(Collected data entries)
## Begin

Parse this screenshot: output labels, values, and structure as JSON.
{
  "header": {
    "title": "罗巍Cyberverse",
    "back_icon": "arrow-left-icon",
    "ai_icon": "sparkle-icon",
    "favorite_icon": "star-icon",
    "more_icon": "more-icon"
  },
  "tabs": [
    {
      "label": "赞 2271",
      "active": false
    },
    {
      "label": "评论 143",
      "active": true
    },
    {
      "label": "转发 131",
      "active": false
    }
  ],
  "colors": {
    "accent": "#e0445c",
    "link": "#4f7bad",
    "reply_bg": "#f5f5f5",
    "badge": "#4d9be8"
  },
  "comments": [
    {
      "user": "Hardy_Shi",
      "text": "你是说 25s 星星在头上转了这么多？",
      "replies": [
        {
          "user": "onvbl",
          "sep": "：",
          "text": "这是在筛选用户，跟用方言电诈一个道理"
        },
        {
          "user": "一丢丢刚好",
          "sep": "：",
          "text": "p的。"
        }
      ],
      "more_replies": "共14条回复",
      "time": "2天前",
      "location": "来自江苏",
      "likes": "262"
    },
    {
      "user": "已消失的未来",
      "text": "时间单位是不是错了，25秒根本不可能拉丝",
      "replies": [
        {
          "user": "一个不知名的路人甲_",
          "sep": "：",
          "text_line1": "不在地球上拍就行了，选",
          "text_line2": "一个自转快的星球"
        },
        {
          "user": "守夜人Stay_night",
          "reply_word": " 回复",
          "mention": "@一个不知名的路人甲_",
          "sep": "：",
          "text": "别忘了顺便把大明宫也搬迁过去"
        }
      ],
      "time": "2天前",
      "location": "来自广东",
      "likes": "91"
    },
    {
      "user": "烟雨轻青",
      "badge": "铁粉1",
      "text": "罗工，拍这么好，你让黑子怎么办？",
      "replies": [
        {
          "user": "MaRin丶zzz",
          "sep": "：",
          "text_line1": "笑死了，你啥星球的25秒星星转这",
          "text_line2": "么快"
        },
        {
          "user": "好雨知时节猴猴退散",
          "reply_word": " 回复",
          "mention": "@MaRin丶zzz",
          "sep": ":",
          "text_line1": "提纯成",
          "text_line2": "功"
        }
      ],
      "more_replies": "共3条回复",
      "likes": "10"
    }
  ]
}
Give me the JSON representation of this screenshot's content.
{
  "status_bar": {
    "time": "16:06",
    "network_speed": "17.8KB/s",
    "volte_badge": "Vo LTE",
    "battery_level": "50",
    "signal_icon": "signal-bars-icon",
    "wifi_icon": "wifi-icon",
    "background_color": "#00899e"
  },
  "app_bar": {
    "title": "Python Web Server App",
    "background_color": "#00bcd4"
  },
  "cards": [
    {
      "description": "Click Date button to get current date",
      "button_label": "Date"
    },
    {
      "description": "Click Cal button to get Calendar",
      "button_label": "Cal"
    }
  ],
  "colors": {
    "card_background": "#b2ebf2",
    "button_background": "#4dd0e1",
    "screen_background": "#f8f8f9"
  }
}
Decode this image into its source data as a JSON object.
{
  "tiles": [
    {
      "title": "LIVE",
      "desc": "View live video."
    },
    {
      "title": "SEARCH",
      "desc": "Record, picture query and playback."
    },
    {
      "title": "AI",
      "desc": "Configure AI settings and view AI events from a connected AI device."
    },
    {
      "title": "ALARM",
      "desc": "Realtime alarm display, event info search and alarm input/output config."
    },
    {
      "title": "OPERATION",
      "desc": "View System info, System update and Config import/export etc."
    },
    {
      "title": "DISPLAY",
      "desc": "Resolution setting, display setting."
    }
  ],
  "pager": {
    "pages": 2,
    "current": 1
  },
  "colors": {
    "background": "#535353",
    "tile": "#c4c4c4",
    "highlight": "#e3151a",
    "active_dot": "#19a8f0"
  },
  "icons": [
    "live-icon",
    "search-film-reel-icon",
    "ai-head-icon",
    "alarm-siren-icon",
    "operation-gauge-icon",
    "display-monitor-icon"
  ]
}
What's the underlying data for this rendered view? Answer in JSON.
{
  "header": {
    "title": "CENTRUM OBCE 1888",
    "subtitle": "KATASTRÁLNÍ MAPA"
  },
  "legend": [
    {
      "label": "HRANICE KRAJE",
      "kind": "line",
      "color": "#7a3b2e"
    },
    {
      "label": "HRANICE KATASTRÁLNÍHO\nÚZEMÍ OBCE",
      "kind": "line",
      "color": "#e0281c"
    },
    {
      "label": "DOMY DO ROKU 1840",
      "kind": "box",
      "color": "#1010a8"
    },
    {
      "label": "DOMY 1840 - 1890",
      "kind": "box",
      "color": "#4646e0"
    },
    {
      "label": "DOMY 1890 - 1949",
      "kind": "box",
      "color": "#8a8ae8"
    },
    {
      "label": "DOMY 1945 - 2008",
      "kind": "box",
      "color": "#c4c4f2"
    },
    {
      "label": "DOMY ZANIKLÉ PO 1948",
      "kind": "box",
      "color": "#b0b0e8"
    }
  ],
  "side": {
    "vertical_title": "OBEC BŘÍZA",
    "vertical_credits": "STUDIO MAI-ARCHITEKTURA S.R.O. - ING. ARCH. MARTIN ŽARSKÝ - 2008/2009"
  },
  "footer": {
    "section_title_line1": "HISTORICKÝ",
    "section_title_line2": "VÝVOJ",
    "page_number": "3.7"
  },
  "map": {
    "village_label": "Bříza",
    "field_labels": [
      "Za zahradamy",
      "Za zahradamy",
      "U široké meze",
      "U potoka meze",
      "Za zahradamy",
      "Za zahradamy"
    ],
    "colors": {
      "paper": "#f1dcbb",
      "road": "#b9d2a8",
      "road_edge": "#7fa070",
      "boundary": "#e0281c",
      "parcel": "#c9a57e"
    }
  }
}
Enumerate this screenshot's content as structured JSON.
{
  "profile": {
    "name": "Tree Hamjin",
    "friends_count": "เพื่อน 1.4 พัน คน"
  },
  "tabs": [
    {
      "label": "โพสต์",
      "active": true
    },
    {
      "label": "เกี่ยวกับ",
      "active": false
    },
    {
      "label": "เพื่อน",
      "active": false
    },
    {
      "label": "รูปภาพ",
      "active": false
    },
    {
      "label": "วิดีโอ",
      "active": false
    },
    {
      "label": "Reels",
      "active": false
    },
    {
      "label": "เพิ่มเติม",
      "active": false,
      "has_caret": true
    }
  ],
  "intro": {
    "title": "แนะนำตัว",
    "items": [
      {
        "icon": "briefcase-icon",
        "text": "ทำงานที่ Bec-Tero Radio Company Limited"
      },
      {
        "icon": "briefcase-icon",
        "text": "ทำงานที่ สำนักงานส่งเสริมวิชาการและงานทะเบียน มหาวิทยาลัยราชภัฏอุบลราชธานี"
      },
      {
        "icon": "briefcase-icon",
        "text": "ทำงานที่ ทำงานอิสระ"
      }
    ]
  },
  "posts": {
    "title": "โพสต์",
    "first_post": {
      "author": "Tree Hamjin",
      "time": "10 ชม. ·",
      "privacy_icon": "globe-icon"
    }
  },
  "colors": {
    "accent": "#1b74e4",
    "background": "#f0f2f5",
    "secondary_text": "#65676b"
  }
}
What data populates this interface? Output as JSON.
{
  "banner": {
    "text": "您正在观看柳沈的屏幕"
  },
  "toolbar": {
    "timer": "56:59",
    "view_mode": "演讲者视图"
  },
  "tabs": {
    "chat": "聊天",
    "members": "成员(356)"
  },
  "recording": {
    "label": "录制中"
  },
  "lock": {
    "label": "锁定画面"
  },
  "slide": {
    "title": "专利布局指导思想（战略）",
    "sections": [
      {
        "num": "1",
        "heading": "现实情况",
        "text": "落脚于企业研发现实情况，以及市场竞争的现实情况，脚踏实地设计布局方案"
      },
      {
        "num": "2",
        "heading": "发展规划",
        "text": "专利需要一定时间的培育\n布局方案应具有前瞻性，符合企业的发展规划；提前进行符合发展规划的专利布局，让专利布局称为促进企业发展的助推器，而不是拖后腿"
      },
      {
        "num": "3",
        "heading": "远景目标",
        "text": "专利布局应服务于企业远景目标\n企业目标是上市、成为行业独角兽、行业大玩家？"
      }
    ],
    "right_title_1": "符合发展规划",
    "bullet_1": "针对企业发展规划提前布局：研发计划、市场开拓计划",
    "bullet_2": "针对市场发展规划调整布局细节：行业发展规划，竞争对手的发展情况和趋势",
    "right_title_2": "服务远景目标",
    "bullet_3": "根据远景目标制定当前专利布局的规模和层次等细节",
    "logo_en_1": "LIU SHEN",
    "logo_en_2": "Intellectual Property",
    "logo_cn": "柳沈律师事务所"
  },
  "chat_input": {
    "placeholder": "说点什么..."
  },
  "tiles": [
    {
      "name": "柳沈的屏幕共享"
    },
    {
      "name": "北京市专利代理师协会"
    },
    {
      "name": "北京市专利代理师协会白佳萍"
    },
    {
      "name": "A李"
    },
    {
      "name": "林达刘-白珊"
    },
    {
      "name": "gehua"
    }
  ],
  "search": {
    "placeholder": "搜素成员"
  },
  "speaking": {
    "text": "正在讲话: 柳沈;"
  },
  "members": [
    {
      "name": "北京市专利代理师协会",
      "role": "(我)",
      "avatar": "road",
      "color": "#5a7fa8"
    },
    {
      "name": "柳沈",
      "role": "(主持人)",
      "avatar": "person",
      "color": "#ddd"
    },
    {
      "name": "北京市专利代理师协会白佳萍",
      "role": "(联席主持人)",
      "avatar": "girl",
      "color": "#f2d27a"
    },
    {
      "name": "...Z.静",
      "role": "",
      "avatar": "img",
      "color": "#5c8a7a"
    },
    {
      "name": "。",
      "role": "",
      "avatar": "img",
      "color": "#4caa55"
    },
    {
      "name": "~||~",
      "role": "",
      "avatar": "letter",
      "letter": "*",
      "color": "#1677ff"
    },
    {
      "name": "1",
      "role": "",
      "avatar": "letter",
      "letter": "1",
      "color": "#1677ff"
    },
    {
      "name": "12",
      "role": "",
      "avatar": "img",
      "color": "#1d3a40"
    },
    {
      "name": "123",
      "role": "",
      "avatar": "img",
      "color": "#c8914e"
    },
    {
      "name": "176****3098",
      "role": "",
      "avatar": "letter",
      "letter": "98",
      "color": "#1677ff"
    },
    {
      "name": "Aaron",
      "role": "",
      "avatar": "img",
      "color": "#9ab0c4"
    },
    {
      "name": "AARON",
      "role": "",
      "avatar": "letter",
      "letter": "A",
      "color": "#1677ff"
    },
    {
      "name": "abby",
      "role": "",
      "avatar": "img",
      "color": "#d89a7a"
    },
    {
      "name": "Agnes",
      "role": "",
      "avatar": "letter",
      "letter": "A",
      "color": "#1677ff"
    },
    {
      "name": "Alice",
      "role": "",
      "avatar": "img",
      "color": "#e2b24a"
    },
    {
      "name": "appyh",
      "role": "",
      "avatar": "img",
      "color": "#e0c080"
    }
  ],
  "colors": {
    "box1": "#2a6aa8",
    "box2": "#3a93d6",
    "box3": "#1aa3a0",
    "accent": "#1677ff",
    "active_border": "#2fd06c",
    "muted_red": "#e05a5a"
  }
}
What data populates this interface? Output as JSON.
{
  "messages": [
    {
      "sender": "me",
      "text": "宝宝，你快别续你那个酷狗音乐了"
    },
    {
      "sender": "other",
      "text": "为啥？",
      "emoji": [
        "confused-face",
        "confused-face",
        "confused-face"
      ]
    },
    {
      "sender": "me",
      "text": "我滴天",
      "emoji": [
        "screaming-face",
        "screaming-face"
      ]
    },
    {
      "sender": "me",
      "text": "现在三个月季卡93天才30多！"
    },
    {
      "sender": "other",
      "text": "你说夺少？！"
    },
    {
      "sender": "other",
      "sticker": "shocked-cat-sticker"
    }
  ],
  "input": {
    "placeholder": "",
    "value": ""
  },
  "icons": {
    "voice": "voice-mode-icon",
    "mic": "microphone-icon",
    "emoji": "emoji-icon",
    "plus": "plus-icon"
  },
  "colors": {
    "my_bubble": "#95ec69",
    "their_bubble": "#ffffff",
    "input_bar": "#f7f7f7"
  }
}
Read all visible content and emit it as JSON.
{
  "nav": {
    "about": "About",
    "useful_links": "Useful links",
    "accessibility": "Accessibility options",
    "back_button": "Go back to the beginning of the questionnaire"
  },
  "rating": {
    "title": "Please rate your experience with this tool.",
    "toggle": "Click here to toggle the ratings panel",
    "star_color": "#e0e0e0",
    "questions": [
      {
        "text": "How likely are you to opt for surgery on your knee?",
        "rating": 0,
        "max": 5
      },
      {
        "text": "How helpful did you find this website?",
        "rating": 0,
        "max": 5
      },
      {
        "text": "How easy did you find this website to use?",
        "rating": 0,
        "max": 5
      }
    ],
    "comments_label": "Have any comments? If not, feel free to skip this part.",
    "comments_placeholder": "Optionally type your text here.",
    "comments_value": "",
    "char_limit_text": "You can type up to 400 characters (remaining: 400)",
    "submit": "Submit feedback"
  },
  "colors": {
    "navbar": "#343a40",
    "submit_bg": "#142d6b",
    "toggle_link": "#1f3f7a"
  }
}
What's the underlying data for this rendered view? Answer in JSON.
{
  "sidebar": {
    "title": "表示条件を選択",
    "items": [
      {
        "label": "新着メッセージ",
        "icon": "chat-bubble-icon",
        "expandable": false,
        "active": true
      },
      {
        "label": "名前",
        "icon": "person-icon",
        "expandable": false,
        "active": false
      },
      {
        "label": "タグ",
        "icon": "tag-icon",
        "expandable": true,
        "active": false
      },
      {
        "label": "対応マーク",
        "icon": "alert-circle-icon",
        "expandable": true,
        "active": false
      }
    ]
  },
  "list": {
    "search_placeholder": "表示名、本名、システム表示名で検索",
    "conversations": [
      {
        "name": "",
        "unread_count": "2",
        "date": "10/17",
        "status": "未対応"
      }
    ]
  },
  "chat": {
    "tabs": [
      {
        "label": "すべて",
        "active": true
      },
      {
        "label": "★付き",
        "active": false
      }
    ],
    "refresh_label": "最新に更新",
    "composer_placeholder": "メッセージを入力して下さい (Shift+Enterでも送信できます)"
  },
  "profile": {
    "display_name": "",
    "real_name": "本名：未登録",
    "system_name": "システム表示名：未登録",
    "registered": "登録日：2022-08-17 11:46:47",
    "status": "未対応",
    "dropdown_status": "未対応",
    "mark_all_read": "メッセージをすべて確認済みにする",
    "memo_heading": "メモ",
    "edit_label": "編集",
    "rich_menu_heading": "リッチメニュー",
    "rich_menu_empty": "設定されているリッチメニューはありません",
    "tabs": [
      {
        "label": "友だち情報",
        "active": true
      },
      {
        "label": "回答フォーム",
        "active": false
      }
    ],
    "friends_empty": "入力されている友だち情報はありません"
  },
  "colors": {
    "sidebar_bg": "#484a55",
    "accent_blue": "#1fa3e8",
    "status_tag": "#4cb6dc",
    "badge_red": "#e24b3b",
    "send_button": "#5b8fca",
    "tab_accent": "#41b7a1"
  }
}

## End

TO DO: State the count of lines holding the string "content" in the listing above, and nothing else.

OUTPUT OF THE TASK: 3